EXERCISE PROMPT: Extract every entry word for word. Skip the pictures.

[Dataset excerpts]
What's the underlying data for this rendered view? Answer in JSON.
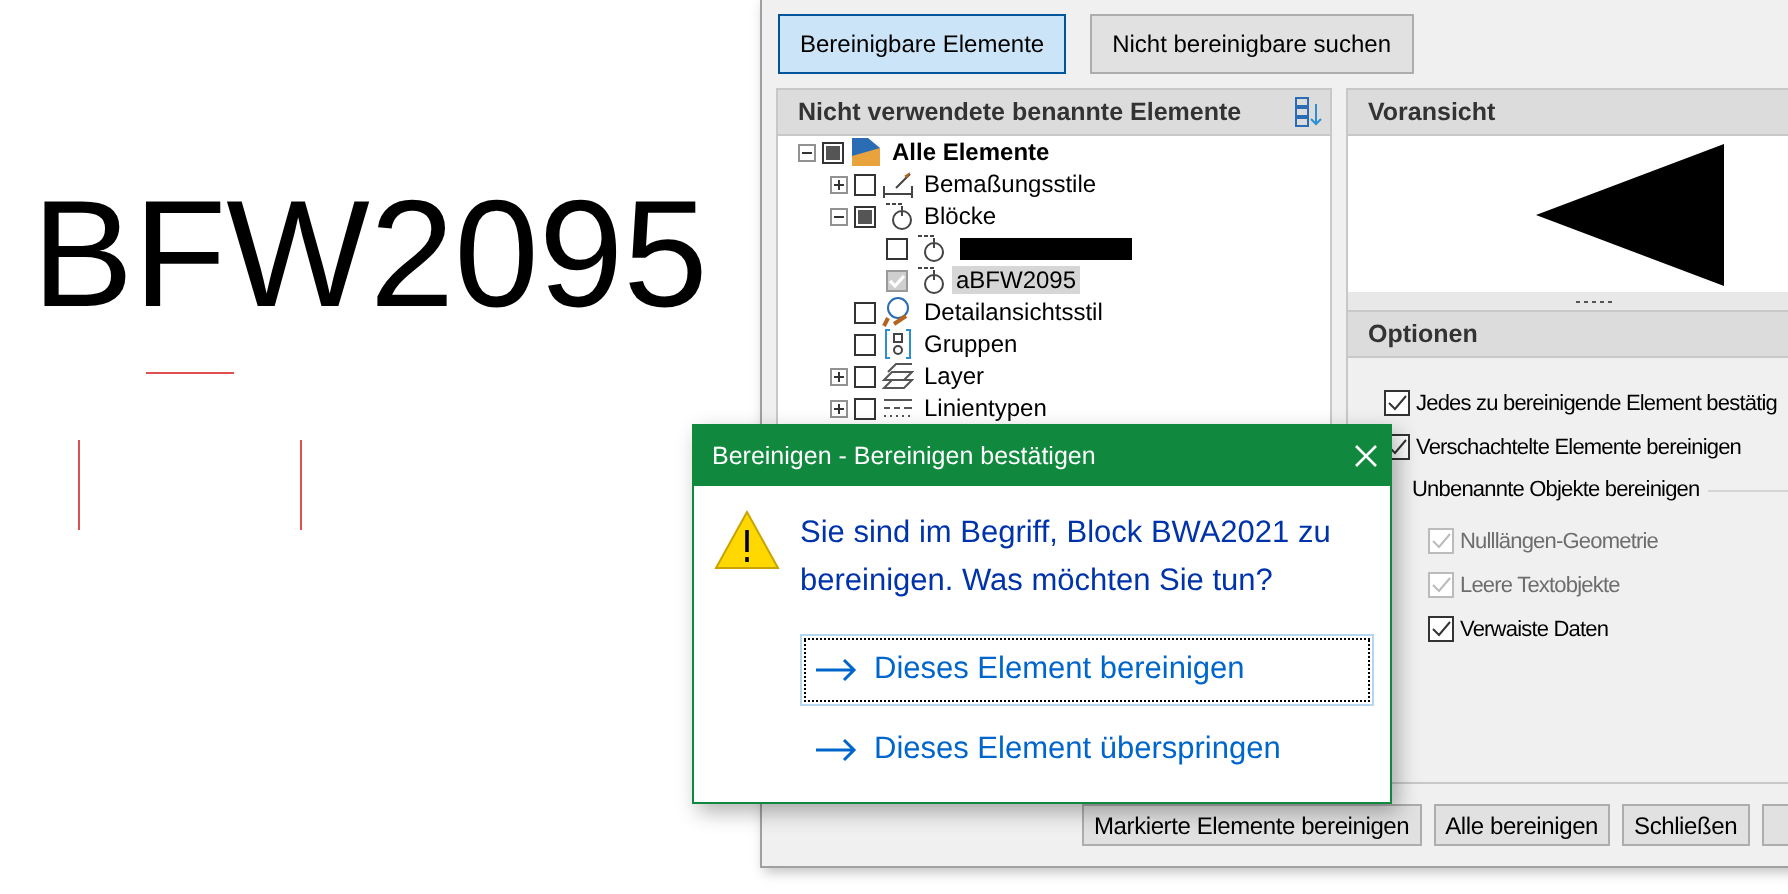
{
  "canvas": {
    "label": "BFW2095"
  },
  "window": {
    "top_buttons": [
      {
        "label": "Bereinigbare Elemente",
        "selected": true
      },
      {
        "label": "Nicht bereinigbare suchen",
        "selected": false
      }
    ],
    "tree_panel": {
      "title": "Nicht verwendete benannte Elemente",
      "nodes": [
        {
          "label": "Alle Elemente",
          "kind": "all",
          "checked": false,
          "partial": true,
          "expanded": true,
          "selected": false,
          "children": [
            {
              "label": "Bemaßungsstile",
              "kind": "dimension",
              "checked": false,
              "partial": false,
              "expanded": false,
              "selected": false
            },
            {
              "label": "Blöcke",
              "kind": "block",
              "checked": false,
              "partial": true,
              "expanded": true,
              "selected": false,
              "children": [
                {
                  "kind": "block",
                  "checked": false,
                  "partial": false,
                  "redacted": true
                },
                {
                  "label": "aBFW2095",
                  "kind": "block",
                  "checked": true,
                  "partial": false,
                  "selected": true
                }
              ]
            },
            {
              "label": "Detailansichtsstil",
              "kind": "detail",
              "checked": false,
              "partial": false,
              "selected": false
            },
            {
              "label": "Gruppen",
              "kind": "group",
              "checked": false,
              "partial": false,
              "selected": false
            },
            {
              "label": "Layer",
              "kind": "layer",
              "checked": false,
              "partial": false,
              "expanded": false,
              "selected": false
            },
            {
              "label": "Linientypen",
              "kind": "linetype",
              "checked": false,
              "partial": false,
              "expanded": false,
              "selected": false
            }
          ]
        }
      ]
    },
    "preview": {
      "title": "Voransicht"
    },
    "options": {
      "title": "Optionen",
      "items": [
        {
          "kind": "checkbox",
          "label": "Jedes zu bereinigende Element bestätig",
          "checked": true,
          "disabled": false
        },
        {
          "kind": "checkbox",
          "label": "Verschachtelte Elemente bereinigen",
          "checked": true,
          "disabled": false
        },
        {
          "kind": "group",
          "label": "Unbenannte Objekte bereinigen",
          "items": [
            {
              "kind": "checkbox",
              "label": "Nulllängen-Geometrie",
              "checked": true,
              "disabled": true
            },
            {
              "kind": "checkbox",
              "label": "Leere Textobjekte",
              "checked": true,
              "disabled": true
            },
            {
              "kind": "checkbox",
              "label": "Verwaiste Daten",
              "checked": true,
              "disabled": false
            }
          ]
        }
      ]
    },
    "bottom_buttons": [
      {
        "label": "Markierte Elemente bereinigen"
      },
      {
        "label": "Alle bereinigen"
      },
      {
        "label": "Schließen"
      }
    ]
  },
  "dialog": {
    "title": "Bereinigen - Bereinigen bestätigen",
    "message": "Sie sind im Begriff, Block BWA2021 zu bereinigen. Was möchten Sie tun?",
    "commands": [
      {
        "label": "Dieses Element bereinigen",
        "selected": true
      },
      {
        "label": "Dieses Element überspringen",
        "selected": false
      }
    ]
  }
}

RESULT:
What's the underlying data for this rendered view? Answer in JSON.
{
  "canvas": {
    "label": "BFW2095"
  },
  "window": {
    "top_buttons": [
      {
        "label": "Bereinigbare Elemente",
        "selected": true
      },
      {
        "label": "Nicht bereinigbare suchen",
        "selected": false
      }
    ],
    "tree_panel": {
      "title": "Nicht verwendete benannte Elemente",
      "nodes": [
        {
          "label": "Alle Elemente",
          "kind": "all",
          "checked": false,
          "partial": true,
          "expanded": true,
          "selected": false,
          "children": [
            {
              "label": "Bemaßungsstile",
              "kind": "dimension",
              "checked": false,
              "partial": false,
              "expanded": false,
              "selected": false
            },
            {
              "label": "Blöcke",
              "kind": "block",
              "checked": false,
              "partial": true,
              "expanded": true,
              "selected": false,
              "children": [
                {
                  "kind": "block",
                  "checked": false,
                  "partial": false,
                  "redacted": true
                },
                {
                  "label": "aBFW2095",
                  "kind": "block",
                  "checked": true,
                  "partial": false,
                  "selected": true
                }
              ]
            },
            {
              "label": "Detailansichtsstil",
              "kind": "detail",
              "checked": false,
              "partial": false,
              "selected": false
            },
            {
              "label": "Gruppen",
              "kind": "group",
              "checked": false,
              "partial": false,
              "selected": false
            },
            {
              "label": "Layer",
              "kind": "layer",
              "checked": false,
              "partial": false,
              "expanded": false,
              "selected": false
            },
            {
              "label": "Linientypen",
              "kind": "linetype",
              "checked": false,
              "partial": false,
              "expanded": false,
              "selected": false
            }
          ]
        }
      ]
    },
    "preview": {
      "title": "Voransicht"
    },
    "options": {
      "title": "Optionen",
      "items": [
        {
          "kind": "checkbox",
          "label": "Jedes zu bereinigende Element bestätig",
          "checked": true,
          "disabled": false
        },
        {
          "kind": "checkbox",
          "label": "Verschachtelte Elemente bereinigen",
          "checked": true,
          "disabled": false
        },
        {
          "kind": "group",
          "label": "Unbenannte Objekte bereinigen",
          "items": [
            {
              "kind": "checkbox",
              "label": "Nulllängen-Geometrie",
              "checked": true,
              "disabled": true
            },
            {
              "kind": "checkbox",
              "label": "Leere Textobjekte",
              "checked": true,
              "disabled": true
            },
            {
              "kind": "checkbox",
              "label": "Verwaiste Daten",
              "checked": true,
              "disabled": false
            }
          ]
        }
      ]
    },
    "bottom_buttons": [
      {
        "label": "Markierte Elemente bereinigen"
      },
      {
        "label": "Alle bereinigen"
      },
      {
        "label": "Schließen"
      }
    ]
  },
  "dialog": {
    "title": "Bereinigen - Bereinigen bestätigen",
    "message": "Sie sind im Begriff, Block BWA2021 zu bereinigen. Was möchten Sie tun?",
    "commands": [
      {
        "label": "Dieses Element bereinigen",
        "selected": true
      },
      {
        "label": "Dieses Element überspringen",
        "selected": false
      }
    ]
  }
}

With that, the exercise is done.